───── Exercise input
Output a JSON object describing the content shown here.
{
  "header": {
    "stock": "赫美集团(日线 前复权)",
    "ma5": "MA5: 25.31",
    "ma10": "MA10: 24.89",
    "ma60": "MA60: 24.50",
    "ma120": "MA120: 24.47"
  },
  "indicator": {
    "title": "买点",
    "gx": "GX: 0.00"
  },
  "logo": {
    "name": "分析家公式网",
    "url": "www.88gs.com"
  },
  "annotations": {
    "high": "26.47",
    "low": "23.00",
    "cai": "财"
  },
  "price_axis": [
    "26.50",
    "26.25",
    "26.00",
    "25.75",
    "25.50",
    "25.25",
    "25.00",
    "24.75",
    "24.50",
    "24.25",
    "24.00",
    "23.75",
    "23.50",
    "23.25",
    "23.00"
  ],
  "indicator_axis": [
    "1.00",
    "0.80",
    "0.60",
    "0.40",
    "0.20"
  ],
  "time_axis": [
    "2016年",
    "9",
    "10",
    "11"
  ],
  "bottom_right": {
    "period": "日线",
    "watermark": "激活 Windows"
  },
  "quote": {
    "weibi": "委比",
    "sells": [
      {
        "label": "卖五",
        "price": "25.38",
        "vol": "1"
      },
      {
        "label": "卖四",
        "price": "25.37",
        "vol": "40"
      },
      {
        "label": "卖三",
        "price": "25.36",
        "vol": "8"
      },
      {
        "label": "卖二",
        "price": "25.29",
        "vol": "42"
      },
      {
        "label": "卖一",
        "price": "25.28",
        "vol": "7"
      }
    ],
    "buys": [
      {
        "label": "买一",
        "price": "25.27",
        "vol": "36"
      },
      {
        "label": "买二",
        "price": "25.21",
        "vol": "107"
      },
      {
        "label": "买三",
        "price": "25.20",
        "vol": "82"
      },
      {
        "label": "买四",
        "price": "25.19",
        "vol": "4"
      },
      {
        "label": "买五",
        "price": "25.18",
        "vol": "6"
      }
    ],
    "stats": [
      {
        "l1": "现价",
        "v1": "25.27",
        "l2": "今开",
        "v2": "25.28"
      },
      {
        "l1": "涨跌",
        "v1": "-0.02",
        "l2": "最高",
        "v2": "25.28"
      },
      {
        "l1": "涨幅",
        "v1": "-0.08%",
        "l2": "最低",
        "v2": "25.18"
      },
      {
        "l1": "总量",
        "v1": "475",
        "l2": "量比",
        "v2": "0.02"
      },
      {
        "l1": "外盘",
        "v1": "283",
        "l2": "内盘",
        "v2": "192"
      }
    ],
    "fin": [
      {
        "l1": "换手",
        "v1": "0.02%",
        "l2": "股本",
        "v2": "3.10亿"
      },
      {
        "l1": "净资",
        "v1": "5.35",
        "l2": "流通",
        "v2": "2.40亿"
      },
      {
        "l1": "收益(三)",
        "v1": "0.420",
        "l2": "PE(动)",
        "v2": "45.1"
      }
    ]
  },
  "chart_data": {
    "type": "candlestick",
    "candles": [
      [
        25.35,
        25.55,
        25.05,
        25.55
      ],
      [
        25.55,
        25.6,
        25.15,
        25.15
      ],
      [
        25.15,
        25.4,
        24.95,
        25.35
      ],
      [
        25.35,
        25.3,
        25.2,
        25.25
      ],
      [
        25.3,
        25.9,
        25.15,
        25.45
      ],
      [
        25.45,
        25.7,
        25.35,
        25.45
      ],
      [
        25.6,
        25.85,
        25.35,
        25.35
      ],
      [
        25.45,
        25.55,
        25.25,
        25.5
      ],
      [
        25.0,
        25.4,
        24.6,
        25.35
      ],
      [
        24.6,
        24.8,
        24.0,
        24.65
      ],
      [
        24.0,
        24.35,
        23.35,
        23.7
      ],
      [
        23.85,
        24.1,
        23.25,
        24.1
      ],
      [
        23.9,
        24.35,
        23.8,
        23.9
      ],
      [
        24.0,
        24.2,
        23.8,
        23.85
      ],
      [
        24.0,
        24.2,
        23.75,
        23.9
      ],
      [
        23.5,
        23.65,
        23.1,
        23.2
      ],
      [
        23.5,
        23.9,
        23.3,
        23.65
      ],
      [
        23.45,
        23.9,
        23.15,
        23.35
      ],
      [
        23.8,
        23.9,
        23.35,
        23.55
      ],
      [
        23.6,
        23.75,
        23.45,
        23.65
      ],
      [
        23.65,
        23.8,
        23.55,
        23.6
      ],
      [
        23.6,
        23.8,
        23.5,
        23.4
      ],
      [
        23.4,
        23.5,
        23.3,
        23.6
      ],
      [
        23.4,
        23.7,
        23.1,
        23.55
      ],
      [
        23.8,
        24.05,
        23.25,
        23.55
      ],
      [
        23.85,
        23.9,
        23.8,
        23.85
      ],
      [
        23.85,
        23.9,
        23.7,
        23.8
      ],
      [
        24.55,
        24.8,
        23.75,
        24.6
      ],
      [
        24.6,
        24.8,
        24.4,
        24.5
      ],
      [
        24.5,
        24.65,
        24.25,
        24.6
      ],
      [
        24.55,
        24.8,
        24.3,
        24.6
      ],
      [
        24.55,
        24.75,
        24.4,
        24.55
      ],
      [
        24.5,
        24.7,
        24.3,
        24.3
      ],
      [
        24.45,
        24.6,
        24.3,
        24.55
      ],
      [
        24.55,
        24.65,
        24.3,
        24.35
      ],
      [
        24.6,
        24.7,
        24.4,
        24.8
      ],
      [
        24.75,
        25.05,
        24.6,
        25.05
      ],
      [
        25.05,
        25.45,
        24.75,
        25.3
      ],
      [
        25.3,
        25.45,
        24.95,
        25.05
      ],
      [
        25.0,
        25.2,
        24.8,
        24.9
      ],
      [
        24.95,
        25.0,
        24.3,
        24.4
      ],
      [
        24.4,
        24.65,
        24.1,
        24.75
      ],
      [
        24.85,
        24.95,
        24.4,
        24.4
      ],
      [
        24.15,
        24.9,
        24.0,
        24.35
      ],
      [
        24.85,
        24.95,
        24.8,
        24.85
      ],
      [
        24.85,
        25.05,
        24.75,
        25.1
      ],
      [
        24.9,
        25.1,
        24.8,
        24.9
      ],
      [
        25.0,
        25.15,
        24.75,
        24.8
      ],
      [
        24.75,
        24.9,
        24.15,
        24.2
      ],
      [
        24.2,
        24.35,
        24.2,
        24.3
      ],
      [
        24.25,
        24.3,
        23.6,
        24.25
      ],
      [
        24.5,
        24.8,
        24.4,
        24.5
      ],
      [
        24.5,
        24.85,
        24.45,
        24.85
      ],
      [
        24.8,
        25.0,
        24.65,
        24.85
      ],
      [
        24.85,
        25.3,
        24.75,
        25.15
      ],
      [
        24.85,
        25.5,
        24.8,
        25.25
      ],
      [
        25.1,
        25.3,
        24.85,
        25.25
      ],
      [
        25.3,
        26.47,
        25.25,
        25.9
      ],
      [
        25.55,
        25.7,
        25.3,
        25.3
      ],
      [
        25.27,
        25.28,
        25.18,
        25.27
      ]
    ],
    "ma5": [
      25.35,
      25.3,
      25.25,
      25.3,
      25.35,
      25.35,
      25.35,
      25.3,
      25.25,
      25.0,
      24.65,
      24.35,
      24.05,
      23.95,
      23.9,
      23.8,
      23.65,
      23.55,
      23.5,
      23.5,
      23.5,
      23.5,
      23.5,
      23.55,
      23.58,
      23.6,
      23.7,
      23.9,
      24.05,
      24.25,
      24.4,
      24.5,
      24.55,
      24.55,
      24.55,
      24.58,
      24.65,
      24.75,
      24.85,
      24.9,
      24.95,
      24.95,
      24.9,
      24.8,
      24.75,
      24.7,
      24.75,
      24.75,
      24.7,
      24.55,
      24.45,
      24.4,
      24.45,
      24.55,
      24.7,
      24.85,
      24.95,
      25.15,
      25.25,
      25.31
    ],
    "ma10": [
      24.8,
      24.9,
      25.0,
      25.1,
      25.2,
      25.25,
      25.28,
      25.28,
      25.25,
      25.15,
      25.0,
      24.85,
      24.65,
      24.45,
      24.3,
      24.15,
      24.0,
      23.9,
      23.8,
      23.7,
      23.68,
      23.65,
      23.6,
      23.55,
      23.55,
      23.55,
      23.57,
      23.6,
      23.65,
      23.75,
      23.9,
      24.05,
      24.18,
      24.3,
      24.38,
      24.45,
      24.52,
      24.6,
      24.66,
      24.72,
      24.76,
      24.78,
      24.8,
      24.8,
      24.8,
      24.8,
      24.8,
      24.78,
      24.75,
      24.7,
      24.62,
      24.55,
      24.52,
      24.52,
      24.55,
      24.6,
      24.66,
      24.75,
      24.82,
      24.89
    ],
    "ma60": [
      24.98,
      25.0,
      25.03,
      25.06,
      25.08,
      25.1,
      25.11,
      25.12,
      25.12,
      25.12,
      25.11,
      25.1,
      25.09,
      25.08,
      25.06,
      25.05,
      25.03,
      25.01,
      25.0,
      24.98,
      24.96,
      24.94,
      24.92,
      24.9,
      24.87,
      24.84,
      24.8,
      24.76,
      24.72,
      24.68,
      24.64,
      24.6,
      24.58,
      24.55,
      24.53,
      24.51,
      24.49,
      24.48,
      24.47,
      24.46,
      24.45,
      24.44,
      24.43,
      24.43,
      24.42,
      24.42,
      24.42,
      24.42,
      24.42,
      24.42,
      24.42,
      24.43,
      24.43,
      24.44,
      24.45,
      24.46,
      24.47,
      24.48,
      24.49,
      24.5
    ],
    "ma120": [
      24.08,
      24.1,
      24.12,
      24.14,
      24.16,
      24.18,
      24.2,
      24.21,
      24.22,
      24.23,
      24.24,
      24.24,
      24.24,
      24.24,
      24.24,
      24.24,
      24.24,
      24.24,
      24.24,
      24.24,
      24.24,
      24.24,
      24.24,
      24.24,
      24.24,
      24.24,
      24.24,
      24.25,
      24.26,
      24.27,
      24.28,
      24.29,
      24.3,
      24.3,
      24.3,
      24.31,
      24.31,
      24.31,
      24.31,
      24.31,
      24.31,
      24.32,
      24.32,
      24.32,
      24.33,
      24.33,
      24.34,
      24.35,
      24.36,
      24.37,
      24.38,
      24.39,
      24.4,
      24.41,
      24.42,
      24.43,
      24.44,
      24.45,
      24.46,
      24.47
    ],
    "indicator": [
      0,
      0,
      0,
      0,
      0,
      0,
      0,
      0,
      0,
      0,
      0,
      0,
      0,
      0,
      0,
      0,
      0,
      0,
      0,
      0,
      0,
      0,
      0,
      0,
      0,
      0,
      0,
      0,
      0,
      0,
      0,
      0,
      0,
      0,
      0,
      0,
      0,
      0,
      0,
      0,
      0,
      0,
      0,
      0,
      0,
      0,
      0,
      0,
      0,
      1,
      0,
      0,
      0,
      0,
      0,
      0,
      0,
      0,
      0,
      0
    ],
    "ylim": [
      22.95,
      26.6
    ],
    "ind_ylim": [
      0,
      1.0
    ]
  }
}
──────────
───── Exercise input
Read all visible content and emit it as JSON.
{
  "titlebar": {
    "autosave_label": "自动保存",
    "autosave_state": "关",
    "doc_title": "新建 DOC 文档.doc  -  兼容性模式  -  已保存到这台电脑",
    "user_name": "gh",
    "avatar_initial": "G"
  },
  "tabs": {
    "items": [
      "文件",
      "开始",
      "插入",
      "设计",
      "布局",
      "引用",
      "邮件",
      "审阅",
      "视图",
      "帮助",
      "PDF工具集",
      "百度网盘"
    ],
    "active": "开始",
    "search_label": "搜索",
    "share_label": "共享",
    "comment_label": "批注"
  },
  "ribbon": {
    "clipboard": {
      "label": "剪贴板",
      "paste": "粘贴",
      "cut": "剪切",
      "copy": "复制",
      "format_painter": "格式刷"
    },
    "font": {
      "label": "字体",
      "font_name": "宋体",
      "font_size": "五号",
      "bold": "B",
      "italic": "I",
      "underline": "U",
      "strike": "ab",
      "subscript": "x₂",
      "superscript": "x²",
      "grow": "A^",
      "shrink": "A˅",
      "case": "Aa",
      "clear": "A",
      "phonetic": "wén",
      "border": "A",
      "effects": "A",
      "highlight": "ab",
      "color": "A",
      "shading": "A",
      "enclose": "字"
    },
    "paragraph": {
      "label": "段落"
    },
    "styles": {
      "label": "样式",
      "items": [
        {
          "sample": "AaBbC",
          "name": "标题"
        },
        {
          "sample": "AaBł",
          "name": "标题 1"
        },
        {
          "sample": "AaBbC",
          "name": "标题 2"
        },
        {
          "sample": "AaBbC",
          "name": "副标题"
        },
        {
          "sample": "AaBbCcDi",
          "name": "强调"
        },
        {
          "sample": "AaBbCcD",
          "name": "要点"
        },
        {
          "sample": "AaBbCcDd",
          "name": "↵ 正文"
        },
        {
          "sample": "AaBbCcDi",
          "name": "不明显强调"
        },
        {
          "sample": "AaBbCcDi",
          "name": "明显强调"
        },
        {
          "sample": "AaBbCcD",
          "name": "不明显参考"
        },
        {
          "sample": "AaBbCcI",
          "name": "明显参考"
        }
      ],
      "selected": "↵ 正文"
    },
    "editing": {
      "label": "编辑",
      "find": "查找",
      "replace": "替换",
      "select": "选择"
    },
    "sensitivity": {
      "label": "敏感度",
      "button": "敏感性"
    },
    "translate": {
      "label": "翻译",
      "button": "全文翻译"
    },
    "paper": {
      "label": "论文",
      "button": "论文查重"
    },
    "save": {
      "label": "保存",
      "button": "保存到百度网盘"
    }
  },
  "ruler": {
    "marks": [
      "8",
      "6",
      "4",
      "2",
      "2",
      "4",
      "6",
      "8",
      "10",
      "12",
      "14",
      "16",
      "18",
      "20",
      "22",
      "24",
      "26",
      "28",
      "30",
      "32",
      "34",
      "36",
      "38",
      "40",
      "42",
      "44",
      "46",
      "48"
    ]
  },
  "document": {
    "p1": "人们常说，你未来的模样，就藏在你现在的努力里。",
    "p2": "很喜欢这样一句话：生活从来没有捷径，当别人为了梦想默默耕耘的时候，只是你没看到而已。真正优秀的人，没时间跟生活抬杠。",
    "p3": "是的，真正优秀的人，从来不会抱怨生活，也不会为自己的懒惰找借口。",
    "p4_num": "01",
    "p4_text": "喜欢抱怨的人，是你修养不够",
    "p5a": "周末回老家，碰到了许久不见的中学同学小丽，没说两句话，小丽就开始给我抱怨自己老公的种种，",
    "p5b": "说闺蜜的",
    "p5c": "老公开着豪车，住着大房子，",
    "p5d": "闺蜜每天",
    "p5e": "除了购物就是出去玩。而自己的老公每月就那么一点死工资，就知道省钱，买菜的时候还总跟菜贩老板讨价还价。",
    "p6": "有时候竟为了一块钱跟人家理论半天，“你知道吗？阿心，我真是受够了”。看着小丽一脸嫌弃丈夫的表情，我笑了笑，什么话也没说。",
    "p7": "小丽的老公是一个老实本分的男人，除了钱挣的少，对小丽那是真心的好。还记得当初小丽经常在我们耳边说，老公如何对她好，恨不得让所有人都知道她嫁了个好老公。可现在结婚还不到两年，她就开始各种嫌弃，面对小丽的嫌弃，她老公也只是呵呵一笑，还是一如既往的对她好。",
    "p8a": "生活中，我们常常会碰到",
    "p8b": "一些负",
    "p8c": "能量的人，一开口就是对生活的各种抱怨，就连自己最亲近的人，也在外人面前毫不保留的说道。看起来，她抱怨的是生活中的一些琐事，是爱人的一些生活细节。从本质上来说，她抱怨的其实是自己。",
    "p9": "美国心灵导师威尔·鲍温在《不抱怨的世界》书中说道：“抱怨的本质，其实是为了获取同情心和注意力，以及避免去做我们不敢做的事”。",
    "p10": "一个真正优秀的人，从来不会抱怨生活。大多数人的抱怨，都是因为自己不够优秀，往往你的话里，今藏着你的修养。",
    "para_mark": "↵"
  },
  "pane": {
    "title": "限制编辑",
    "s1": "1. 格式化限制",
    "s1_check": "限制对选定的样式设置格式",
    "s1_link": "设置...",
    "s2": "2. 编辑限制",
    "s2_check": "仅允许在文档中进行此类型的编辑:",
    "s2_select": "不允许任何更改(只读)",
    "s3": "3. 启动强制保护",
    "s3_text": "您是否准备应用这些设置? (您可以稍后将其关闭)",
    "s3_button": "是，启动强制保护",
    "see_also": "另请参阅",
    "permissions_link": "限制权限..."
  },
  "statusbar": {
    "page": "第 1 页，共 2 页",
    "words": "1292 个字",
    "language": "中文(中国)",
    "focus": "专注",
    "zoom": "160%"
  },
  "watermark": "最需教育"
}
──────────
Lines that hold "从来不会抱怨生活" are the ones to copy; find all of them.

- **Result for this task**
    "p3": "是的，真正优秀的人，从来不会抱怨生活，也不会为自己的懒惰找借口。",
    "p10": "一个真正优秀的人，从来不会抱怨生活。大多数人的抱怨，都是因为自己不够优秀，往往你的话里，今藏着你的修养。",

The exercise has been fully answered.